── DATA FOR THE TASK ──
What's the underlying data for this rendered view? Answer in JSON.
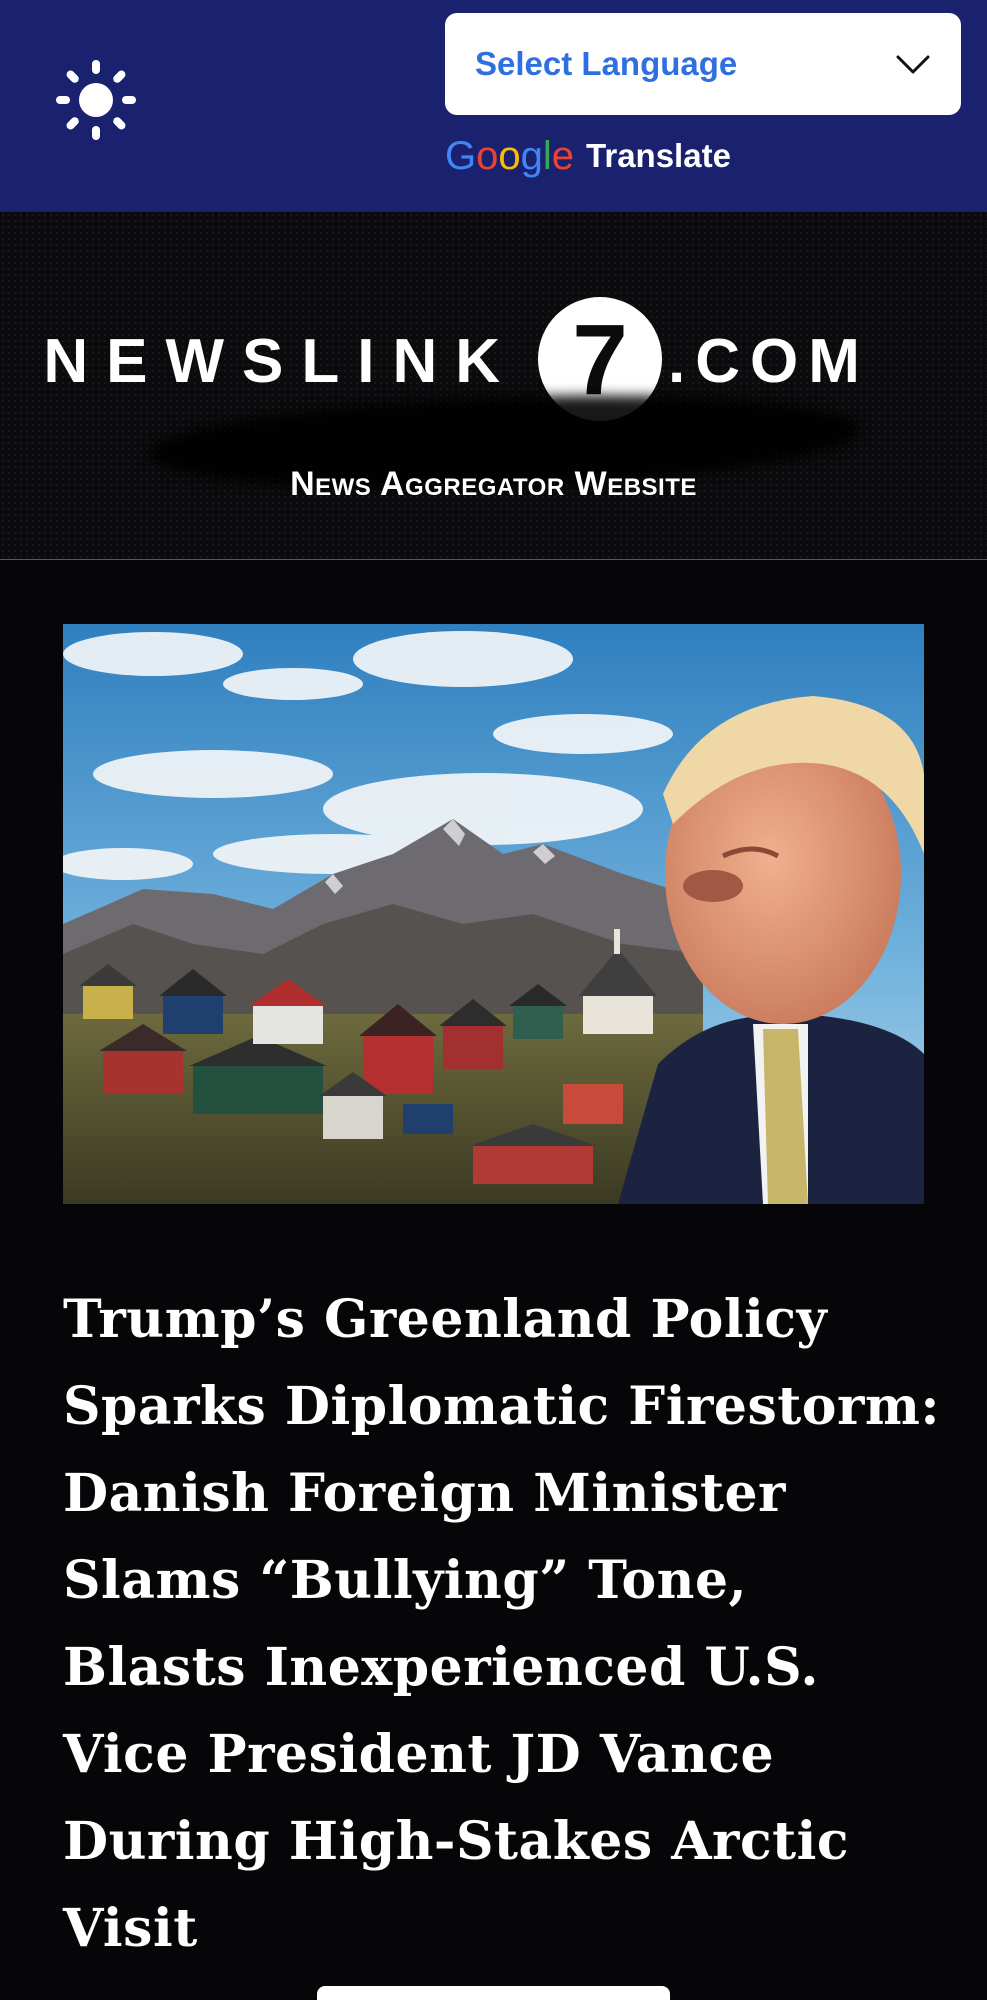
{
  "header": {
    "theme_toggle_icon": "sun-icon",
    "language_select": {
      "label": "Select Language",
      "icon": "chevron-down-icon"
    },
    "translate_brand": {
      "google_letters": [
        "G",
        "o",
        "o",
        "g",
        "l",
        "e"
      ],
      "google_colors": [
        "#4285F4",
        "#EA4335",
        "#FBBC05",
        "#4285F4",
        "#34A853",
        "#EA4335"
      ],
      "label": "Translate"
    }
  },
  "brand": {
    "name_left": "NEWSLINK",
    "logo_digit": "7",
    "name_right": ".COM",
    "tagline": "News Aggregator Website"
  },
  "article": {
    "image_icon": "greenland-trump-photo",
    "headline": "Trump’s Greenland Policy Sparks Diplomatic Firestorm: Danish Foreign Minister Slams “Bullying” Tone, Blasts Inexperienced U.S. Vice President JD Vance During High-Stakes Arctic Visit"
  },
  "colors": {
    "topbar": "#1a2270",
    "background": "#060608",
    "select_text": "#2f6fe0"
  }
}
───
Copy out every line of the listing that includes the string "label".

      "label": "Select Language",
      "label": "Translate"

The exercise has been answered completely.